- _Set task_
Pull out every line with the word "content" from the entries below.

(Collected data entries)
━━━━━━━━━━
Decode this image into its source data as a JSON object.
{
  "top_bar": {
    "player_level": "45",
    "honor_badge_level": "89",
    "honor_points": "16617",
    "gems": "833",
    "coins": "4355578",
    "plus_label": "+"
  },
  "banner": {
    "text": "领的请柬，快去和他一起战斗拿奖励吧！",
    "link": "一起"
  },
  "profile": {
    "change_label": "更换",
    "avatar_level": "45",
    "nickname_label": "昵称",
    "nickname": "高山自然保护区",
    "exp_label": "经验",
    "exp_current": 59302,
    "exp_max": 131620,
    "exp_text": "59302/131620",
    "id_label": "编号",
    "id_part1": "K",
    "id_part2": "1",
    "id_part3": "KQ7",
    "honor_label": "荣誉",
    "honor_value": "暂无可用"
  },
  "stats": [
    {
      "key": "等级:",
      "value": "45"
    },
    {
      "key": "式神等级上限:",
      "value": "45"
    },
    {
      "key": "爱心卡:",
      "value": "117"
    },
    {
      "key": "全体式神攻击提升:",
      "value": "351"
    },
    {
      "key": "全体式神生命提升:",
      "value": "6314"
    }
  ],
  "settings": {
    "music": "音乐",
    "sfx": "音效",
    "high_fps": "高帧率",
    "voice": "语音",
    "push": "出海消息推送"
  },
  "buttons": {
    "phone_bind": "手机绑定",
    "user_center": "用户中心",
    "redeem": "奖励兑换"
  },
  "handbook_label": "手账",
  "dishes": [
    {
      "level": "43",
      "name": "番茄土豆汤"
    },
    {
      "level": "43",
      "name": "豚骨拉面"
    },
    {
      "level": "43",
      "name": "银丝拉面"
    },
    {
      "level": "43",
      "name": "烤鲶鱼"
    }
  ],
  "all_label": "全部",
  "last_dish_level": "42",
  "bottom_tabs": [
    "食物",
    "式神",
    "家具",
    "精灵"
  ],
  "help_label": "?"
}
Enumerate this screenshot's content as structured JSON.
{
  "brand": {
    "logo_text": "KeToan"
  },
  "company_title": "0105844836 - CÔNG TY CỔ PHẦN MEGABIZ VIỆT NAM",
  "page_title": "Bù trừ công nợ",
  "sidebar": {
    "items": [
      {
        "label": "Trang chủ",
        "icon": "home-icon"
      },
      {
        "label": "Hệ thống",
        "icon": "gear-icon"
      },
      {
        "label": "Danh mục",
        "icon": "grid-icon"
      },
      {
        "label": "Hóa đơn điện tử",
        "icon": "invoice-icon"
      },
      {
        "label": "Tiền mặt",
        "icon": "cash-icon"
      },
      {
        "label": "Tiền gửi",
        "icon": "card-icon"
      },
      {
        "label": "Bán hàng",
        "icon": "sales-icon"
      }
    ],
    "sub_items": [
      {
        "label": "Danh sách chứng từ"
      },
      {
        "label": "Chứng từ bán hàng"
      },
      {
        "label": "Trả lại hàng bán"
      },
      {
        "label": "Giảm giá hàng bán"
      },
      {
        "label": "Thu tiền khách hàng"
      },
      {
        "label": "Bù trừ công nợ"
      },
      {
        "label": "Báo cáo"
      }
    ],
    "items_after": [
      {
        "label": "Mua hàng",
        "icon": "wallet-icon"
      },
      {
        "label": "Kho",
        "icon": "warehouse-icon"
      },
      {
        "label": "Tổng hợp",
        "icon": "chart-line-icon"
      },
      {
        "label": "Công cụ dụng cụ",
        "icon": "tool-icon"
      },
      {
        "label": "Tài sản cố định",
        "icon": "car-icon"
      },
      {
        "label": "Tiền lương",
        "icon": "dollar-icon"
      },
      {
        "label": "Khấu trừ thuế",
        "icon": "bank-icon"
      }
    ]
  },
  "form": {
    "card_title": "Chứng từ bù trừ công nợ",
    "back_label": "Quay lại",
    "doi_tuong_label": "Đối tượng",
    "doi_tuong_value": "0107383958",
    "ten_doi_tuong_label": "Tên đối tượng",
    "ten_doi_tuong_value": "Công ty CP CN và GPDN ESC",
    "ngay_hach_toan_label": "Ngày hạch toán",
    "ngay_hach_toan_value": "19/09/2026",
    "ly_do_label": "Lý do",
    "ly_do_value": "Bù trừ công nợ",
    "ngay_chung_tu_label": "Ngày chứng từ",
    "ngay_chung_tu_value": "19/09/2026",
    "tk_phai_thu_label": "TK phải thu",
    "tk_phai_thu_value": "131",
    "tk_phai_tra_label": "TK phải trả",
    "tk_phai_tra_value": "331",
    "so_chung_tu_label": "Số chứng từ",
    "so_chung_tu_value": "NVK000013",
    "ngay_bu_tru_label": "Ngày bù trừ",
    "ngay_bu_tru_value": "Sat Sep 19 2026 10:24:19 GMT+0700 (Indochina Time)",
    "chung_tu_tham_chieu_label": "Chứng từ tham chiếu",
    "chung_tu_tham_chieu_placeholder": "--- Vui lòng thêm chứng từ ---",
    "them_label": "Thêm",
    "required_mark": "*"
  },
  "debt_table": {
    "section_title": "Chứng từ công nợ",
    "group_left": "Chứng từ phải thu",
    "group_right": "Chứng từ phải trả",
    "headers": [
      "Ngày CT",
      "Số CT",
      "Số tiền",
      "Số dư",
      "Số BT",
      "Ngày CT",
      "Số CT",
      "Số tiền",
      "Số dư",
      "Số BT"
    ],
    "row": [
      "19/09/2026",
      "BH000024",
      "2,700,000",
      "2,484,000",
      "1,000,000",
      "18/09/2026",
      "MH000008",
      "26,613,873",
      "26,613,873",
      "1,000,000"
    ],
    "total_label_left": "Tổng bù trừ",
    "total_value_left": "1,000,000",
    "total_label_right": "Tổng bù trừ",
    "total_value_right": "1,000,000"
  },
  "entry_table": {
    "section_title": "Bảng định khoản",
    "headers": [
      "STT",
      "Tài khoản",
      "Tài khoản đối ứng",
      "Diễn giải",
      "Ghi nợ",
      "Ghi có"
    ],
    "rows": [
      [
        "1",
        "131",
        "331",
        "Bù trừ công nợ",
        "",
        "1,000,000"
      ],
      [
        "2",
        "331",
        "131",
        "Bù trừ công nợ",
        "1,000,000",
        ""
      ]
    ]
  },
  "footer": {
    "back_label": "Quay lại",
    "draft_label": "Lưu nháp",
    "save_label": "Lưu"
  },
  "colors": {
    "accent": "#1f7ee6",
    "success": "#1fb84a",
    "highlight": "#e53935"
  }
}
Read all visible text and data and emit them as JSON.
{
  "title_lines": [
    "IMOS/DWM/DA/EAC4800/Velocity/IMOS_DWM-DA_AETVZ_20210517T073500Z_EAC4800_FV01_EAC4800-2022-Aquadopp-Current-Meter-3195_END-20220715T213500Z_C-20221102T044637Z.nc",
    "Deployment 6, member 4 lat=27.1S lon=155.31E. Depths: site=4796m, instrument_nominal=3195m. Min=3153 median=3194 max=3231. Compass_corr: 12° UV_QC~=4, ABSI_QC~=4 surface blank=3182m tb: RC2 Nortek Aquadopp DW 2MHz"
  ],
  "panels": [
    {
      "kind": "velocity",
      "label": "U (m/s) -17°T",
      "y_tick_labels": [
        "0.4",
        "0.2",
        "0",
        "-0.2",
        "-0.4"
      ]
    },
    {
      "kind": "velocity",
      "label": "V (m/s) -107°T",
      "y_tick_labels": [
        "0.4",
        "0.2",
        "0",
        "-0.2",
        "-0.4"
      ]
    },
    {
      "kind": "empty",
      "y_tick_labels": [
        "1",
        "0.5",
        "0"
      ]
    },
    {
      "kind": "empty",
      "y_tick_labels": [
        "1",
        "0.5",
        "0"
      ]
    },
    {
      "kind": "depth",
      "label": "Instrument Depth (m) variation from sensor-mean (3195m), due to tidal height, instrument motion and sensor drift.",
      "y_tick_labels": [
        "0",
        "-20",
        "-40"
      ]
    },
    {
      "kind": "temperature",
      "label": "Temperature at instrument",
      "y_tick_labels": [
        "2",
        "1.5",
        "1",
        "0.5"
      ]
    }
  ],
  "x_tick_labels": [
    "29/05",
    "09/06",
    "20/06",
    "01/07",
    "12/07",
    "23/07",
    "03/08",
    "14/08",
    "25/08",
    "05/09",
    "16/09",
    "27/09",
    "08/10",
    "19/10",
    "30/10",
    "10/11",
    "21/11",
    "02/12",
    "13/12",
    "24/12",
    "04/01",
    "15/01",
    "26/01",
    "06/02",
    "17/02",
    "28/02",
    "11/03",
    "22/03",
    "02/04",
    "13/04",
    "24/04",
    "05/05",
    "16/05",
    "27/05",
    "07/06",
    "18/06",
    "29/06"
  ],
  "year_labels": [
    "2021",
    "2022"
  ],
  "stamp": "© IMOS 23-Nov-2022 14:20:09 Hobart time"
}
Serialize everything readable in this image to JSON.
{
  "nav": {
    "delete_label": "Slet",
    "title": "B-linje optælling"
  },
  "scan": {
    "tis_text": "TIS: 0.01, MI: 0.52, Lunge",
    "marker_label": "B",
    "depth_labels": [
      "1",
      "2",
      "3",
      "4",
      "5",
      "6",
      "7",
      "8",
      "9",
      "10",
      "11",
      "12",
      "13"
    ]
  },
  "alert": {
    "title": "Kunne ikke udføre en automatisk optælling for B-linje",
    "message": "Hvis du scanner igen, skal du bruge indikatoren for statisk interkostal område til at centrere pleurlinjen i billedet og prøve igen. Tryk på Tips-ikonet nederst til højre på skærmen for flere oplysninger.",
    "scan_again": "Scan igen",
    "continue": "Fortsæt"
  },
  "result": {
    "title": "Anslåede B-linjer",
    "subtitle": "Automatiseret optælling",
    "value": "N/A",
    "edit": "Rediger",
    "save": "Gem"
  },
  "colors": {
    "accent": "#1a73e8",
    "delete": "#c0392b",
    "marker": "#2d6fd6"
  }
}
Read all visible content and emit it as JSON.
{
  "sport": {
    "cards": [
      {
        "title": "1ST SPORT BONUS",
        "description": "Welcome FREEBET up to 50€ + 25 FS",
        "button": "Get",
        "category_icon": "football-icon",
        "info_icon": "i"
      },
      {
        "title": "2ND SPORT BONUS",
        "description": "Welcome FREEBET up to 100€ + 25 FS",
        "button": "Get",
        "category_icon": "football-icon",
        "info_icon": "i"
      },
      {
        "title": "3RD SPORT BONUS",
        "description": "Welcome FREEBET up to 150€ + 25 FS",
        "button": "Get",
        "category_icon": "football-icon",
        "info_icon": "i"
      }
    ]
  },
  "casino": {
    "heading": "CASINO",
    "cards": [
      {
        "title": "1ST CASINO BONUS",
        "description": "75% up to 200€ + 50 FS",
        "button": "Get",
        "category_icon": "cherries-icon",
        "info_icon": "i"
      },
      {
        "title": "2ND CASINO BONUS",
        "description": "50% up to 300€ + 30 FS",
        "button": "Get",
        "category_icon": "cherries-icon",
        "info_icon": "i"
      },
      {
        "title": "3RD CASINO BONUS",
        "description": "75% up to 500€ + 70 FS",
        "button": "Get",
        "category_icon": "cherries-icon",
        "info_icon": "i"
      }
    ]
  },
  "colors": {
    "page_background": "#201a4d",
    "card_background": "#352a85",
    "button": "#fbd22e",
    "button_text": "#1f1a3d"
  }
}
━━━━━━━━━━
- _Correct response_
Enumerate this screenshot's content as structured JSON.
Read all visible content and emit it as JSON.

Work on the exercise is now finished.